Extract every line where the string "name" appears.

****

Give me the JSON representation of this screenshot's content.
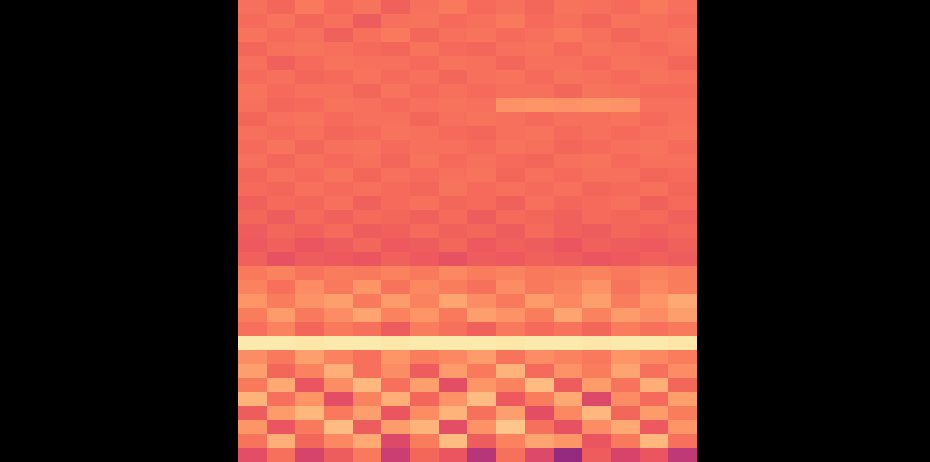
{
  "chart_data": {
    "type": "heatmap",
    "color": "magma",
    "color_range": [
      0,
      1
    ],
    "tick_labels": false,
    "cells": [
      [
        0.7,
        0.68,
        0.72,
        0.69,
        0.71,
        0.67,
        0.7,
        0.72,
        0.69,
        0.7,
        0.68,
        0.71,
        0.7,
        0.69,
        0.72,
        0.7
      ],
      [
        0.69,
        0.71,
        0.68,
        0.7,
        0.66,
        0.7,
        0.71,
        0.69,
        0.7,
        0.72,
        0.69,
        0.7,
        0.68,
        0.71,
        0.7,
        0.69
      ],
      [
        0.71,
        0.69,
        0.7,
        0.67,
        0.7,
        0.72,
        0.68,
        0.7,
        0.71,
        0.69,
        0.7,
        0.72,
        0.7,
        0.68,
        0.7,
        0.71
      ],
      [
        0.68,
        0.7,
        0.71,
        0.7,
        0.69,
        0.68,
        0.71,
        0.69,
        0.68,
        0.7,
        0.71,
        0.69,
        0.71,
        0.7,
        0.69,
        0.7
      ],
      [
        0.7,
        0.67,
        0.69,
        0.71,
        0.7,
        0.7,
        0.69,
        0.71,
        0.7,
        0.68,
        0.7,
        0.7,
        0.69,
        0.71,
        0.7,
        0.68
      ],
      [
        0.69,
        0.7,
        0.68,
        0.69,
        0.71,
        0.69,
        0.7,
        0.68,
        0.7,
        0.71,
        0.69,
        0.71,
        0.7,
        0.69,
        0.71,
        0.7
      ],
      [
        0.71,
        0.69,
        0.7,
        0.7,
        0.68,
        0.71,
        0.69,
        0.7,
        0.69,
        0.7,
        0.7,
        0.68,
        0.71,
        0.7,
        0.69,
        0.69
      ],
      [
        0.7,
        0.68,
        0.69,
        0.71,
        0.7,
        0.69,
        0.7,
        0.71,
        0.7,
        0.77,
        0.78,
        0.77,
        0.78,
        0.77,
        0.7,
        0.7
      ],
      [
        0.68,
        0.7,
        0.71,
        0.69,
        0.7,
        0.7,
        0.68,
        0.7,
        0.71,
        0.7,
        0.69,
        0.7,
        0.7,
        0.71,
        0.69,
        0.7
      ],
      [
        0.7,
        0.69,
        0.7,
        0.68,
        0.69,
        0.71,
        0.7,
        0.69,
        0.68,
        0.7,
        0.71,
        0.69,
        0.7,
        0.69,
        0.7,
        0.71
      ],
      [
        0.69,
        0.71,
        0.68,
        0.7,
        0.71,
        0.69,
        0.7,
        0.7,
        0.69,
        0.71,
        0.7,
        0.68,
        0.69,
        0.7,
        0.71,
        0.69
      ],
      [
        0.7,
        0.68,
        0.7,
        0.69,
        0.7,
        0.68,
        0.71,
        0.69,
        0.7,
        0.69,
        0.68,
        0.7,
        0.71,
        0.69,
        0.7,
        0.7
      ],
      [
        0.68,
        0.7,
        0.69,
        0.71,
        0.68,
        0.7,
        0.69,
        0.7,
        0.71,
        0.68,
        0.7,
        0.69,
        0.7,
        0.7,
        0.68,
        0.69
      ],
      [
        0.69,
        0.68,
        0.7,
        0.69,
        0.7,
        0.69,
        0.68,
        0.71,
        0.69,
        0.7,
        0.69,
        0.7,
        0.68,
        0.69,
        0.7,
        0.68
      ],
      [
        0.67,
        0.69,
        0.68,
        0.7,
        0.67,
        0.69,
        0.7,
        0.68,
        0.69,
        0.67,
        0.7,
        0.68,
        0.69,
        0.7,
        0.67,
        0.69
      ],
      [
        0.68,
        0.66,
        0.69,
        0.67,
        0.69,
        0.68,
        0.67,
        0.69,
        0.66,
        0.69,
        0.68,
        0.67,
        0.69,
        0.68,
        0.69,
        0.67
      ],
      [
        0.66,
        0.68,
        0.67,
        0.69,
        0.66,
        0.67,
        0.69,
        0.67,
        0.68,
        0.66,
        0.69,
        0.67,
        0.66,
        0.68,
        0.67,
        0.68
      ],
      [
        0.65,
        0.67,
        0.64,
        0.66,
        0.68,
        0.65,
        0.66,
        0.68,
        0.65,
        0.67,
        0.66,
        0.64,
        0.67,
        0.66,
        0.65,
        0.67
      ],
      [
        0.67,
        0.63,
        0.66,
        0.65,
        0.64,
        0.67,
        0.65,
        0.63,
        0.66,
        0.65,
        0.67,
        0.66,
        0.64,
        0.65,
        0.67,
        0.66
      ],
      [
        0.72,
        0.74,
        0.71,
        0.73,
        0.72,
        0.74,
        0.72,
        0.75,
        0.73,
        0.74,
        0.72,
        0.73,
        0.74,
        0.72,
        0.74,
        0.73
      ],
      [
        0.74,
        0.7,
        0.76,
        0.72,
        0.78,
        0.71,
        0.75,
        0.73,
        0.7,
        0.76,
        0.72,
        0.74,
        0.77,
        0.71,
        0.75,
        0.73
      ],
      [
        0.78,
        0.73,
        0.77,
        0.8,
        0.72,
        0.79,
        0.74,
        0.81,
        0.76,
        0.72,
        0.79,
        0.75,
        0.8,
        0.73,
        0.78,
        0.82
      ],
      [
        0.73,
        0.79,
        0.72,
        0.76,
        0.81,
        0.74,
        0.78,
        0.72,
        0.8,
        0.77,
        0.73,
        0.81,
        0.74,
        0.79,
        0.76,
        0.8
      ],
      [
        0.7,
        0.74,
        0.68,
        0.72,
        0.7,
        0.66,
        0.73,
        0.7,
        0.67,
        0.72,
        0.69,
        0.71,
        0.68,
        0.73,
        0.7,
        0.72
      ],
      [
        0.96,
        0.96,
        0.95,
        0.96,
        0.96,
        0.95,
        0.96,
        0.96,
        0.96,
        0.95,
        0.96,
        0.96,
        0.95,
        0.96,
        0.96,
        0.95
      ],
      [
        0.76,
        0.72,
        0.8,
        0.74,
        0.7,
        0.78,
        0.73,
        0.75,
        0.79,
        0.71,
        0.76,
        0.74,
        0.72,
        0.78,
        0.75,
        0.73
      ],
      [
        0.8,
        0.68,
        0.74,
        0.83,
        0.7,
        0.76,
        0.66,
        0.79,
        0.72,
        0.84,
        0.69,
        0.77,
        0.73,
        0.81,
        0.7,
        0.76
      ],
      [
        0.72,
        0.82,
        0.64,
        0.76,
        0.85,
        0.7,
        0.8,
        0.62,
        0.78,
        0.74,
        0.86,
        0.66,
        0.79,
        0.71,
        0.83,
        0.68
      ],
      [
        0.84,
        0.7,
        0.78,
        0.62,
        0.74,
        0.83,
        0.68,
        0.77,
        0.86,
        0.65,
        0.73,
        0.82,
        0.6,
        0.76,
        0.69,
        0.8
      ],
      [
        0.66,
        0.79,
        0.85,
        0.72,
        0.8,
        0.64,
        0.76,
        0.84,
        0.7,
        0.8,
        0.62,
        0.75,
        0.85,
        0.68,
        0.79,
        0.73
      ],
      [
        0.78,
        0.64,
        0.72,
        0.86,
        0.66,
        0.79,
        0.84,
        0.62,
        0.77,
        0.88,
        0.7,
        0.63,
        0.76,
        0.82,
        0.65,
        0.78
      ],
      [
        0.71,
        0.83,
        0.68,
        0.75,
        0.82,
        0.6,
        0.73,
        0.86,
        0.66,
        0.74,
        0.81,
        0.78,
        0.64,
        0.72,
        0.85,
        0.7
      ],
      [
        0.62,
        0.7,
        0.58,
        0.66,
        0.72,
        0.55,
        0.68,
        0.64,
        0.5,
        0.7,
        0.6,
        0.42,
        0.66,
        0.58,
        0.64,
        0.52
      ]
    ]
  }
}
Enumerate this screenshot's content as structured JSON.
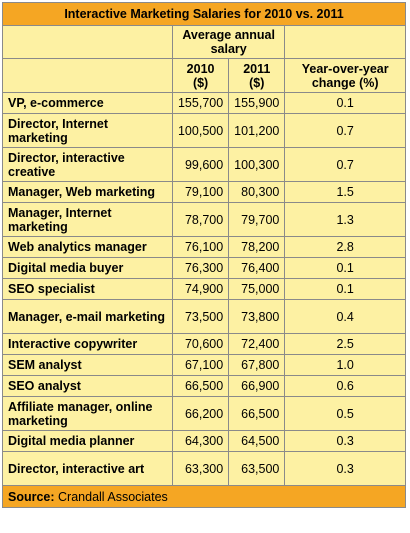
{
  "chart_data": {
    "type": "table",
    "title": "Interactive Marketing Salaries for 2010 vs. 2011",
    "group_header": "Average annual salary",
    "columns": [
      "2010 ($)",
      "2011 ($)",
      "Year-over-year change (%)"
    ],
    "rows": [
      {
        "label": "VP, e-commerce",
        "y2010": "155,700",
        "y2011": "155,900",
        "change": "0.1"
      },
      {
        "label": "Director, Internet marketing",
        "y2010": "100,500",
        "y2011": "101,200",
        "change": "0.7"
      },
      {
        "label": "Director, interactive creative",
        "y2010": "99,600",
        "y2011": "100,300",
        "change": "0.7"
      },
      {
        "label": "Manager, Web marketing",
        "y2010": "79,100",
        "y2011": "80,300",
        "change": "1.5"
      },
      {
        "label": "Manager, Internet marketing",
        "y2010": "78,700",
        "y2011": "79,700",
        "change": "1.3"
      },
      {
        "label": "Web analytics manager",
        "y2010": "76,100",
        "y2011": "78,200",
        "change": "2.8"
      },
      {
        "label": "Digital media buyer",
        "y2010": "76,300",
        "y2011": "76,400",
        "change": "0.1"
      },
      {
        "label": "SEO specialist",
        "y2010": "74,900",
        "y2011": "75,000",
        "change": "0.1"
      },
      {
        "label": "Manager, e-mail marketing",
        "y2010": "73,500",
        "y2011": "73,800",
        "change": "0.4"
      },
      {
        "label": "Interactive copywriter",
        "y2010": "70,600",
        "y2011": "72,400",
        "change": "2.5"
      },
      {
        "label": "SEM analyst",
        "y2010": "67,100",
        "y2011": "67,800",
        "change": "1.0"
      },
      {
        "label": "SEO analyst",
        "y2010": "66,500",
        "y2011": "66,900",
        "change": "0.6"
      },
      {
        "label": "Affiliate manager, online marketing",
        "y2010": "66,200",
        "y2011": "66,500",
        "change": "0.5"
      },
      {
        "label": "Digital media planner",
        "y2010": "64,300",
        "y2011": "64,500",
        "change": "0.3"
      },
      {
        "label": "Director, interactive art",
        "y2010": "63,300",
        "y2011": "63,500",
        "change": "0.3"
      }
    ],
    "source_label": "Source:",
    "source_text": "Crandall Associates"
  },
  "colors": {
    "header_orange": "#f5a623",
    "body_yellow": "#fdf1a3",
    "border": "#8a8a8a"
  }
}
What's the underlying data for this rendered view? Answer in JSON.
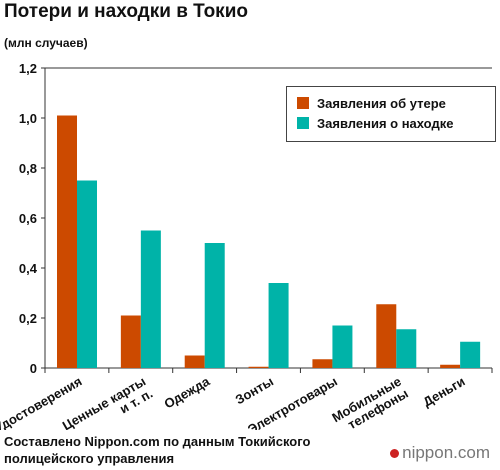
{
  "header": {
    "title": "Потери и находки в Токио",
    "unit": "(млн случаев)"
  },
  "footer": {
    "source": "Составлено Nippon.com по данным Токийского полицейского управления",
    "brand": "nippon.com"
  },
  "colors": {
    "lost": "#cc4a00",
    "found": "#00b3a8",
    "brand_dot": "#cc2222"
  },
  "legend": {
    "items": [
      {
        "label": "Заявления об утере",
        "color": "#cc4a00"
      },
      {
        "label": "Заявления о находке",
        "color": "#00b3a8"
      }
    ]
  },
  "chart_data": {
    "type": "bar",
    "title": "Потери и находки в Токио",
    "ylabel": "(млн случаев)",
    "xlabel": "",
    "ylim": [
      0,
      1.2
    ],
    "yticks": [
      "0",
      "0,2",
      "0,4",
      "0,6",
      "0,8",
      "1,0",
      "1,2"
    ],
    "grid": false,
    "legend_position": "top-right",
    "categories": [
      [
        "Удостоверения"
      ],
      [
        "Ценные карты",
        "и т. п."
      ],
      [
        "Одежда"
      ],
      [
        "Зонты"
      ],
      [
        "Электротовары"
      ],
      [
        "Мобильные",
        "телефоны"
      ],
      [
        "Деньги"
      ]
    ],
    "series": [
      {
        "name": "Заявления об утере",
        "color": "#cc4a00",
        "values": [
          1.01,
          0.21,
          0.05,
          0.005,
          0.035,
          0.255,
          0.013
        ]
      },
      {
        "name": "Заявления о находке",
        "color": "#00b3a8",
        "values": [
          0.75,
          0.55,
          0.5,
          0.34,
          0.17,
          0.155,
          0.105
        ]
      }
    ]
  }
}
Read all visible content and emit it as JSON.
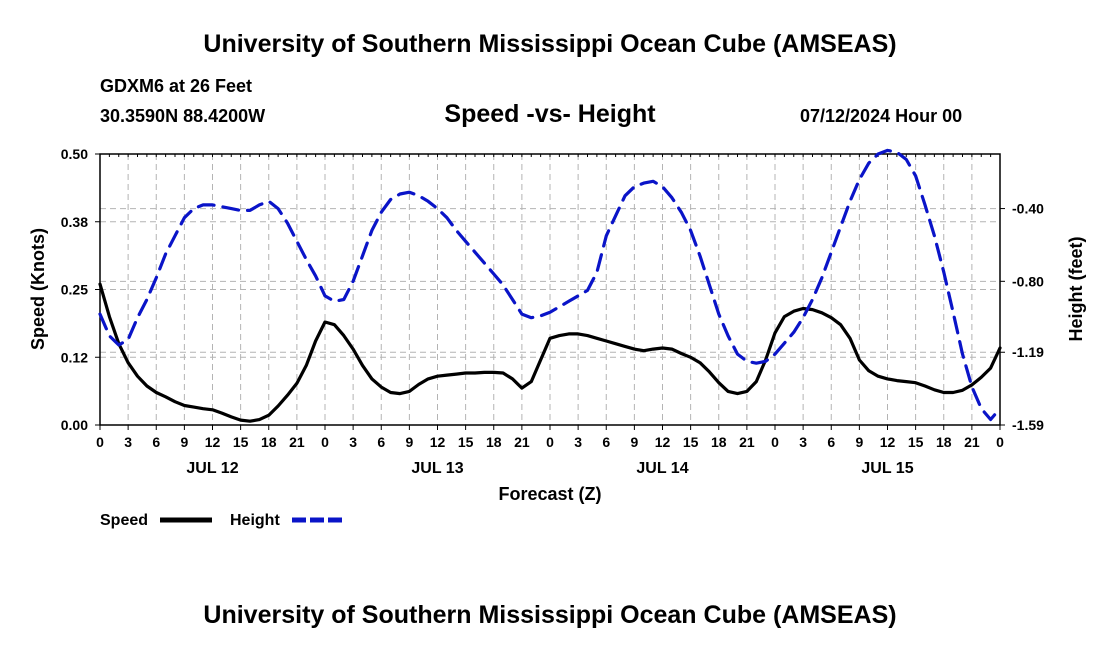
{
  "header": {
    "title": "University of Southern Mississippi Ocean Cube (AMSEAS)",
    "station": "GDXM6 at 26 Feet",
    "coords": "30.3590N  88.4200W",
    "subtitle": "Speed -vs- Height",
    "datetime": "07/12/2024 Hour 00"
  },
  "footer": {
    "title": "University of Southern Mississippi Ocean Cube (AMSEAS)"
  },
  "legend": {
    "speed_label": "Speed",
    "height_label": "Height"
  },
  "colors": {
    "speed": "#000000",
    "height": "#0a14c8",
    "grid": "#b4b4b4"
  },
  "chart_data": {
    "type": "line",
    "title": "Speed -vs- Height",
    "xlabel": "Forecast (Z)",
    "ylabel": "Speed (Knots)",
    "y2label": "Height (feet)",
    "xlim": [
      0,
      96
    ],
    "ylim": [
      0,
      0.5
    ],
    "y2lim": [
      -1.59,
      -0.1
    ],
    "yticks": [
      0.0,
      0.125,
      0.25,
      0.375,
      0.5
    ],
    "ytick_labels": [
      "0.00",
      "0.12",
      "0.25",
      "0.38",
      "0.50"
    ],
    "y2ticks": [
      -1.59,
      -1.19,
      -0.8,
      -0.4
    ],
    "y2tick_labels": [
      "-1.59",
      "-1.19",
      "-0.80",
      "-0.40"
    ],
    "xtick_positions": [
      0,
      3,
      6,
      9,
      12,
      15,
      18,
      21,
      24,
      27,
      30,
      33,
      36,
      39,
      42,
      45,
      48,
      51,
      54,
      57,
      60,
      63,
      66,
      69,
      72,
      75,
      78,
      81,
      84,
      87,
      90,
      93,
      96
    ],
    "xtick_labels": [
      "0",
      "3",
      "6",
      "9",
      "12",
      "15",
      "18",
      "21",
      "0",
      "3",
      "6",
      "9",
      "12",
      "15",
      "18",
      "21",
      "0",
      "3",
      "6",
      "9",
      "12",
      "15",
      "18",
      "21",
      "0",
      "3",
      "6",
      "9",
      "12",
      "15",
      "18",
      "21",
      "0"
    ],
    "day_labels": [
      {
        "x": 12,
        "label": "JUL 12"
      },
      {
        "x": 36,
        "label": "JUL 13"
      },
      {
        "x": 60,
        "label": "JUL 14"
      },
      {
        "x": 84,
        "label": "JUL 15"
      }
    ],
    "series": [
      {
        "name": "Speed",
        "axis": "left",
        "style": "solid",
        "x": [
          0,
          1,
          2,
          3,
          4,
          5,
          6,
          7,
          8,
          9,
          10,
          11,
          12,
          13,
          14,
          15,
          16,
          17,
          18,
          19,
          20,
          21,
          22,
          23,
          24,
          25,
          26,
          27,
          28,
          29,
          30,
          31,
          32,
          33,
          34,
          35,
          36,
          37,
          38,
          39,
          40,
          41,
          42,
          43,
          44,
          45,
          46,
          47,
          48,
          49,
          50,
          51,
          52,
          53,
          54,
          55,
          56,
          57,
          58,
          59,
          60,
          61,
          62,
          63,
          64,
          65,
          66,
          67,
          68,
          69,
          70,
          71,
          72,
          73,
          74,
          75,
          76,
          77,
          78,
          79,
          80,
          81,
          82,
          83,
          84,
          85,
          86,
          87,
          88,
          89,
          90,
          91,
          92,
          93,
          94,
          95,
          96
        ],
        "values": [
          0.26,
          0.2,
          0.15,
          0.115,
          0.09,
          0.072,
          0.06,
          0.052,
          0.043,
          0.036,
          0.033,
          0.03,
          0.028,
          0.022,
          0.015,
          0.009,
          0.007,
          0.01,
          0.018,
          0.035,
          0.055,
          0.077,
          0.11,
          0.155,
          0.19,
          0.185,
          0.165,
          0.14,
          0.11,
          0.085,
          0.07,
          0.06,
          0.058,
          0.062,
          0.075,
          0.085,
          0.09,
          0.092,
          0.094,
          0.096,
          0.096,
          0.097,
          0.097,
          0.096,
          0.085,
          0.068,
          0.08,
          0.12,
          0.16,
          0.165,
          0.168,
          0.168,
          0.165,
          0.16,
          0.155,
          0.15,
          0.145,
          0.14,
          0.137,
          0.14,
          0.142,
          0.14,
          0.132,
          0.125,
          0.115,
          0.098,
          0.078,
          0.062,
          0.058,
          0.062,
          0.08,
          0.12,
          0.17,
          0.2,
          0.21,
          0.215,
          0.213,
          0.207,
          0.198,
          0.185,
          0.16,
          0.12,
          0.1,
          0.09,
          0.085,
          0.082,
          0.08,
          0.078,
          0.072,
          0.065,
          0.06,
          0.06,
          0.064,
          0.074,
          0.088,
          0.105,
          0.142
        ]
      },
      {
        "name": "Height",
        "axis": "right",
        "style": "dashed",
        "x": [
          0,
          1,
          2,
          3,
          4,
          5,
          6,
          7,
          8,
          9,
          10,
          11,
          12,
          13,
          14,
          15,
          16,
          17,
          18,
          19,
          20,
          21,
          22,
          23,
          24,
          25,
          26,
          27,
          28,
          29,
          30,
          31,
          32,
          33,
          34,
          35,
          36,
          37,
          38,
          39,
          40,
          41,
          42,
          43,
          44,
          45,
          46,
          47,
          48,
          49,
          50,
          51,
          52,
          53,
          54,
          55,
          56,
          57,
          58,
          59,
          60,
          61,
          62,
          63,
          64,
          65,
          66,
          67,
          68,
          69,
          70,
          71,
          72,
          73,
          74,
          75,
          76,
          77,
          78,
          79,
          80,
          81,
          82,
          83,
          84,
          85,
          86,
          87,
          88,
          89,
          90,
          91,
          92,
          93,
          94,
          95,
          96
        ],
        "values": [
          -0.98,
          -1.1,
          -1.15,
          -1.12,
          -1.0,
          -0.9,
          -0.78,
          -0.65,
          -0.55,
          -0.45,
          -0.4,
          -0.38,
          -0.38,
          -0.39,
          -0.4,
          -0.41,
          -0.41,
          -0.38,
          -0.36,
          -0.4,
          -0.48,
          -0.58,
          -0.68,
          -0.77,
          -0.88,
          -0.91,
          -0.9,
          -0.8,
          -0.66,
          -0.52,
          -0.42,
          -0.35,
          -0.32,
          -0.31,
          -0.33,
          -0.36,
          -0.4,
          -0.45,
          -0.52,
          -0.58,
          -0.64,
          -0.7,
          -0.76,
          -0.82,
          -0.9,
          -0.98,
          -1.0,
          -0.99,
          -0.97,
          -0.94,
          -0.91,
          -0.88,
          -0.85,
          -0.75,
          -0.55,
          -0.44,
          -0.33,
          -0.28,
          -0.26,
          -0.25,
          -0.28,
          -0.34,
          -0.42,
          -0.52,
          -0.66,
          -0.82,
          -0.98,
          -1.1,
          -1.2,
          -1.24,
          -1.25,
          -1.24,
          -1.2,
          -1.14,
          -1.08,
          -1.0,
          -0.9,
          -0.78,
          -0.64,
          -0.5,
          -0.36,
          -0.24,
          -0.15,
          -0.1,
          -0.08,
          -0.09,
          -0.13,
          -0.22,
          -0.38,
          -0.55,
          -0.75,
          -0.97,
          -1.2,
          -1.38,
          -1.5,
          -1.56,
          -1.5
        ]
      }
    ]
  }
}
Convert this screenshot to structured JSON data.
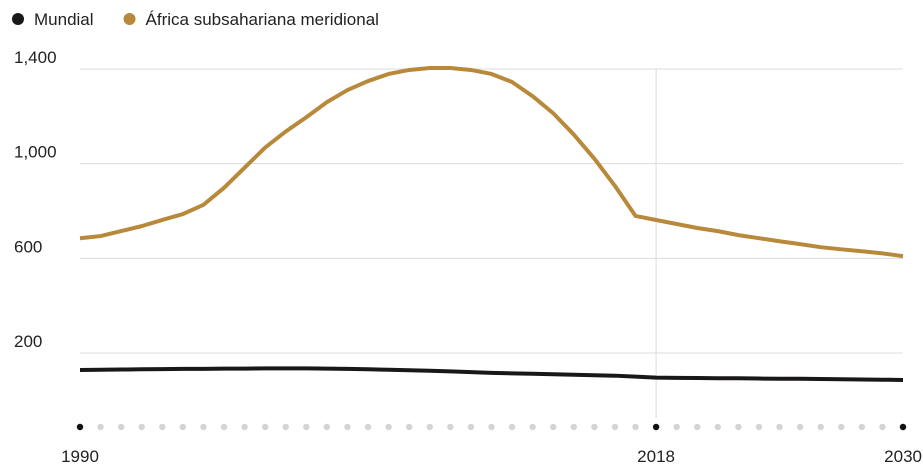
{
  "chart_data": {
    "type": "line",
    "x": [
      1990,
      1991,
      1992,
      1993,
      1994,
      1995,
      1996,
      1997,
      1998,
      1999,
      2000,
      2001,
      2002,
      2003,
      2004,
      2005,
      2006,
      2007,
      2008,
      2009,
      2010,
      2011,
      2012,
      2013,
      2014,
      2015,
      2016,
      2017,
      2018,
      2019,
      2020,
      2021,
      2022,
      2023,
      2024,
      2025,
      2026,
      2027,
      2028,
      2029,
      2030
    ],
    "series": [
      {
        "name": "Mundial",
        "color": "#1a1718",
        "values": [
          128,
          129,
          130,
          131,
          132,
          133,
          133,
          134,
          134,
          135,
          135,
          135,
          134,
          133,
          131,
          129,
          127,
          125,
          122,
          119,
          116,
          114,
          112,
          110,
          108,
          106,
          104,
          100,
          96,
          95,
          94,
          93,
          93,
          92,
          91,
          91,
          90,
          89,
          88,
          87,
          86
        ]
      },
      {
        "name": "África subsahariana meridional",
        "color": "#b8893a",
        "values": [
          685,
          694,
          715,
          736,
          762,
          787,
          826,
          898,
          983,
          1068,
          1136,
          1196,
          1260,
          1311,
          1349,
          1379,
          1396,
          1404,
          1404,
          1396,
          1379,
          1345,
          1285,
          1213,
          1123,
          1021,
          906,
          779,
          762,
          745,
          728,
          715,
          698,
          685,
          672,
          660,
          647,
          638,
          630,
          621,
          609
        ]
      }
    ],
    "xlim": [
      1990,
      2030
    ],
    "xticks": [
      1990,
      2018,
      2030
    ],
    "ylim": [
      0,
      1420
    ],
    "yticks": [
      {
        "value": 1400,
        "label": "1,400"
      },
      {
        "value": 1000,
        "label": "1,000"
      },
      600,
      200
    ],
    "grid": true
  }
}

****

WRITTEN ANSWER:
        "name": "Заявления об утере",
        "name": "Заявления о находке",
        "name": "Speed",
        "name": "Height",
        "name": "Mundial",
        "name": "África subsahariana meridional",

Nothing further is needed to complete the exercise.